Rohanixalus nauli
- Conservation status: Endangered (IUCN 3.1)

Scientific classification
- Kingdom: Animalia
- Phylum: Chordata
- Class: Amphibia
- Order: Anura
- Family: Rhacophoridae
- Genus: Rohanixalus
- Species: R. nauli
- Binomial name: Rohanixalus nauli (Riyanto and Kurniati, 2014)
- Synonyms: Chiromantis nauli Riyanto and Kurniati, 2014; Chirixalus nauli (Riyanto and Kurniati, 2014); Feihyla nauli (Riyanto and Kurniati, 2014);

= Rohanixalus nauli =

- Authority: (Riyanto and Kurniati, 2014)
- Conservation status: EN
- Synonyms: Chiromantis nauli Riyanto and Kurniati, 2014, Chirixalus nauli (Riyanto and Kurniati, 2014), Feihyla nauli (Riyanto and Kurniati, 2014)

Species of frog

Rohanixalus nauli, the Nauli bubble-nest frog, is a species of frog in the family Rhacophoridae. Scientists know it exclusively from the type locality: Teluk Nauli in Indonesia.

==Habitat==
This frog lives in primary and secondary forest and seems to tolerate disturbed habitats very well. This frog has been observed between 900 and 1000 meters above sea level.

This frog lives on Mount Sinabung.

==Reproduction==
Scientists have not reported this frog's breeding strategy.

==Threats==
The IUCN classifies this frog as endangered. Mt. Sinabung is an active volcano. When it erupts, it puts out ash plumes and pyroclastic matter and causes avalanches. Mt. Sinabung began erupting in 2010 and never truly stopped, with one especially large event in 2017. Scientists have also seen via satellite imagery that human beings have encroached on the forest to build small farms, establish plantations for palm oil, and establish grazing for domesticated animals.

WORK REQUEST A -
For each statement about the text on Rohanixalus nauli, state whether it agrees with that text, answering yes or no and quoting the deciding words: (i) the frog has been observed between 900 and 1000 meters above sea level; (ii) scientists have reported the frog's breeding strategy; (iii) Mt. Sinabung began erupting in 2017.
WORK REQUEST B -
Write out the portion of the text on Rohanixalus nauli that begins at the words "- Synonyms: Chiromantis nauli Riyanto and Kurniati, 2014;" and ends after the words "2014), Feihyla nauli (Riyanto and Kurniati, 2014)".

[Page layout parsing data]

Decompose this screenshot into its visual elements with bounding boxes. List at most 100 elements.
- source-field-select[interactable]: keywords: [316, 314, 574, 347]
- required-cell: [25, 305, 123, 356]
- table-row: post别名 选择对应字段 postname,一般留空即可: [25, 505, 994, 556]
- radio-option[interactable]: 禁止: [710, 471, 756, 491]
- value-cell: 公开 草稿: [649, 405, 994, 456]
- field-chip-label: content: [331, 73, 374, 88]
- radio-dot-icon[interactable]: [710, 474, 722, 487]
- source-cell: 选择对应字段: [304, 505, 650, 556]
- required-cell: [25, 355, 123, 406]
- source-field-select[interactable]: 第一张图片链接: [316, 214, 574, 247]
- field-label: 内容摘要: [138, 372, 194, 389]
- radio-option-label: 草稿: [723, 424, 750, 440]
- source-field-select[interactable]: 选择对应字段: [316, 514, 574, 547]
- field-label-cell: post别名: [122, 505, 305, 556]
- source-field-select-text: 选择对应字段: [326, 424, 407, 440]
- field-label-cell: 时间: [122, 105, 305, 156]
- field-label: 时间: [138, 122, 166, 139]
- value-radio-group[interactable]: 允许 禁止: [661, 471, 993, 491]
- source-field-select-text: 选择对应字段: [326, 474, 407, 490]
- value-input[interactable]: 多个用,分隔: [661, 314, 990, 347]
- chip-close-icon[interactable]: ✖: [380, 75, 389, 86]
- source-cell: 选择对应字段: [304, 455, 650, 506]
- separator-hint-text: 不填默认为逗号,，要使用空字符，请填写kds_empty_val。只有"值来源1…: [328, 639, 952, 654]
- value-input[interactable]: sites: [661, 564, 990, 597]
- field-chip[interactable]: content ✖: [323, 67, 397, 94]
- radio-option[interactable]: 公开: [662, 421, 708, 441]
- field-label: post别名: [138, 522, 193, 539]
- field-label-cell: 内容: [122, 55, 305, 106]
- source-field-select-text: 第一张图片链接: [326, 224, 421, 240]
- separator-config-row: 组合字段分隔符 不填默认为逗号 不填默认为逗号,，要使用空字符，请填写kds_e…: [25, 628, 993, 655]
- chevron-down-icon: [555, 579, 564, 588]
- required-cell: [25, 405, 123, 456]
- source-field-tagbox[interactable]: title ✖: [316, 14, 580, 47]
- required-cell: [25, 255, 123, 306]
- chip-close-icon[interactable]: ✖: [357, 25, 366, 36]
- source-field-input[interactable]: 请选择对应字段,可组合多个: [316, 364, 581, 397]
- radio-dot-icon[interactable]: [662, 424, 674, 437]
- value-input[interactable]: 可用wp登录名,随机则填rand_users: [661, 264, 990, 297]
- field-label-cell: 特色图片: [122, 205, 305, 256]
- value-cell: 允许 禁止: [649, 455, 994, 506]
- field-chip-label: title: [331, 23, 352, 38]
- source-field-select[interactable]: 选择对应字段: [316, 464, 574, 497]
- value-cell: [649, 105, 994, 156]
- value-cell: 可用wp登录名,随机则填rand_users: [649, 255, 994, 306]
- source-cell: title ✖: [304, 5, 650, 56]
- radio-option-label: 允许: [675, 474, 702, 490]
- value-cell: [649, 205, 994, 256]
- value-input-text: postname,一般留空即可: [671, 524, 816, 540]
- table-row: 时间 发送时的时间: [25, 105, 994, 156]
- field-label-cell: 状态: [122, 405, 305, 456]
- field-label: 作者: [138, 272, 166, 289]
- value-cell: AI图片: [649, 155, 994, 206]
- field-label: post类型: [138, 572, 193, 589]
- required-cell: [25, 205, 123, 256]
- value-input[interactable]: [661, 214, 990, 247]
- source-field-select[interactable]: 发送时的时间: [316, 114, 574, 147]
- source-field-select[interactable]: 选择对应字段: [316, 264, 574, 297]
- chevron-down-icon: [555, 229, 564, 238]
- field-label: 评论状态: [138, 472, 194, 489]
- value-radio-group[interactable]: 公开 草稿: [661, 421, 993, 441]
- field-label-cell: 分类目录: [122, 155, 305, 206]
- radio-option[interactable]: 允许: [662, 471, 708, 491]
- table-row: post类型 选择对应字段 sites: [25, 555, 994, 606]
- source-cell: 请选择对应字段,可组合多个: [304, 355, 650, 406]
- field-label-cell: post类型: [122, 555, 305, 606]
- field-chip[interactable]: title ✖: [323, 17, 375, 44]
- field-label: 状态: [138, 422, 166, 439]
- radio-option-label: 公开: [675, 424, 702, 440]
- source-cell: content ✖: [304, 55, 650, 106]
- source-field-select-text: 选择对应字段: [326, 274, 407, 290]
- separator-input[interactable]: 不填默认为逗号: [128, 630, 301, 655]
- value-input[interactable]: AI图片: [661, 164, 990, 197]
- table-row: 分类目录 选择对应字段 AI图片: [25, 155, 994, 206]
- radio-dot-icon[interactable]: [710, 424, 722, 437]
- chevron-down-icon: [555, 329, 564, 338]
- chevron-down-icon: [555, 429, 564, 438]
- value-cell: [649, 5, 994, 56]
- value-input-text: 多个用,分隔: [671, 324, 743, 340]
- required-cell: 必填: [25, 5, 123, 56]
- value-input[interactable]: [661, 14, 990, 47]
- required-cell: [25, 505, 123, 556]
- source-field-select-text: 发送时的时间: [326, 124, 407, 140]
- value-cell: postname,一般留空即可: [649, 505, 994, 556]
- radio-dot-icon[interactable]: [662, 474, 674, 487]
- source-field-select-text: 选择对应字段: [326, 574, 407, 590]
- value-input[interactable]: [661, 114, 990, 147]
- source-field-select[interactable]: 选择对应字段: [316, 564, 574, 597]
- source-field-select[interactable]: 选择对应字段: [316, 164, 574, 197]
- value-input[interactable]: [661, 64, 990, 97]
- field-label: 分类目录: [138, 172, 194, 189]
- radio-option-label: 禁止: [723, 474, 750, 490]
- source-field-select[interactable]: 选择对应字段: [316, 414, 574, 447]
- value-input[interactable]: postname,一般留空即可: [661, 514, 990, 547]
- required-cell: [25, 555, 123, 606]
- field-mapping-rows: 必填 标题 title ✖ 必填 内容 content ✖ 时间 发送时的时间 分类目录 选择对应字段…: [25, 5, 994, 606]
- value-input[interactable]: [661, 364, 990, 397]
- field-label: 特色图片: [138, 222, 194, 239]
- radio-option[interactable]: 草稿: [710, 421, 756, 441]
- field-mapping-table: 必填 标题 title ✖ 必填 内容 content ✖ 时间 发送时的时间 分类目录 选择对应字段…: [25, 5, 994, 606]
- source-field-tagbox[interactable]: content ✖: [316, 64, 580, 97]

ANSWER AREA A -
(i) Yes: "This frog has been observed between 900 and 1000 meters above sea level."
(ii) No: "Scientists have not reported this frog's breeding strategy."
(iii) No: "Mt. Sinabung began erupting in 2010"

ANSWER AREA B -
- Synonyms: Chiromantis nauli Riyanto and Kurniati, 2014; Chirixalus nauli (Riyanto and Kurniati, 2014); Feihyla nauli (Riyanto and Kurniati, 2014);

= Rohanixalus nauli =

- Authority: (Riyanto and Kurniati, 2014)
- Conservation status: EN
- Synonyms: Chiromantis nauli Riyanto and Kurniati, 2014, Chirixalus nauli (Riyanto and Kurniati, 2014), Feihyla nauli (Riyanto and Kurniati, 2014)